Your goal:
Return all entries word for word, but drop any images.

Record excerpts:
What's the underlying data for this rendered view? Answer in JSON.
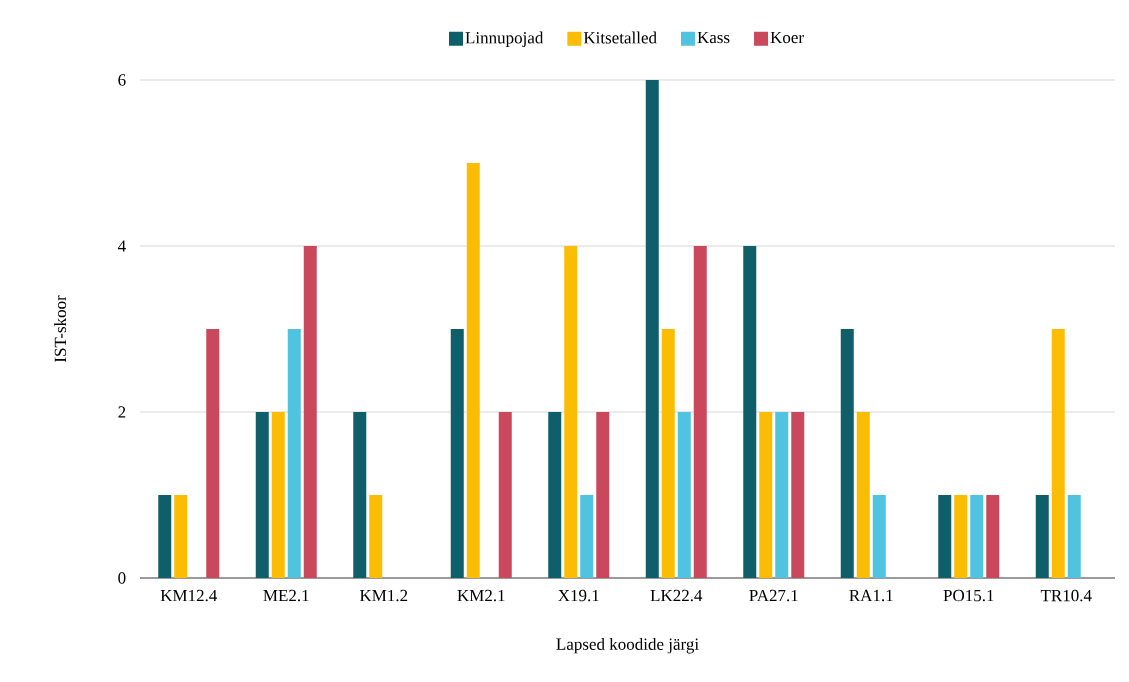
{
  "chart_data": {
    "type": "bar",
    "xlabel": "Lapsed koodide järgi",
    "ylabel": "IST-skoor",
    "categories": [
      "KM12.4",
      "ME2.1",
      "KM1.2",
      "KM2.1",
      "X19.1",
      "LK22.4",
      "PA27.1",
      "RA1.1",
      "PO15.1",
      "TR10.4"
    ],
    "series": [
      {
        "name": "Linnupojad",
        "color": "#0f5f6b",
        "values": [
          1,
          2,
          2,
          3,
          2,
          6,
          4,
          3,
          1,
          1
        ]
      },
      {
        "name": "Kitsetalled",
        "color": "#fbbc04",
        "values": [
          1,
          2,
          1,
          5,
          4,
          3,
          2,
          2,
          1,
          3
        ]
      },
      {
        "name": "Kass",
        "color": "#4fc3e0",
        "values": [
          0,
          3,
          0,
          0,
          1,
          2,
          2,
          1,
          1,
          1
        ]
      },
      {
        "name": "Koer",
        "color": "#c9485b",
        "values": [
          3,
          4,
          0,
          2,
          2,
          4,
          2,
          0,
          1,
          0
        ]
      }
    ],
    "ylim": [
      0,
      6
    ],
    "yticks": [
      0,
      2,
      4,
      6
    ],
    "grid": "y",
    "legend": "top"
  }
}
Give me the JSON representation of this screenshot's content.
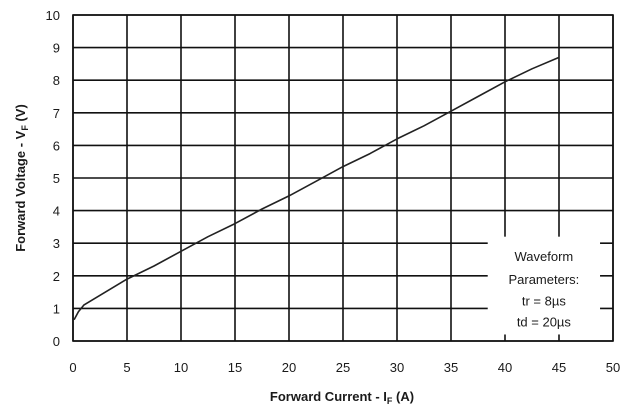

Exercise result:
What's the underlying data for this rendered view? Answer in JSON.
{
  "chart_data": {
    "type": "bar",
    "xlabel": "Lapsed koodide järgi",
    "ylabel": "IST-skoor",
    "categories": [
      "KM12.4",
      "ME2.1",
      "KM1.2",
      "KM2.1",
      "X19.1",
      "LK22.4",
      "PA27.1",
      "RA1.1",
      "PO15.1",
      "TR10.4"
    ],
    "series": [
      {
        "name": "Linnupojad",
        "color": "#0f5f6b",
        "values": [
          1,
          2,
          2,
          3,
          2,
          6,
          4,
          3,
          1,
          1
        ]
      },
      {
        "name": "Kitsetalled",
        "color": "#fbbc04",
        "values": [
          1,
          2,
          1,
          5,
          4,
          3,
          2,
          2,
          1,
          3
        ]
      },
      {
        "name": "Kass",
        "color": "#4fc3e0",
        "values": [
          0,
          3,
          0,
          0,
          1,
          2,
          2,
          1,
          1,
          1
        ]
      },
      {
        "name": "Koer",
        "color": "#c9485b",
        "values": [
          3,
          4,
          0,
          2,
          2,
          4,
          2,
          0,
          1,
          0
        ]
      }
    ],
    "ylim": [
      0,
      6
    ],
    "yticks": [
      0,
      2,
      4,
      6
    ],
    "grid": "y",
    "legend": "top"
  }
}
Give me the JSON representation of this screenshot's content.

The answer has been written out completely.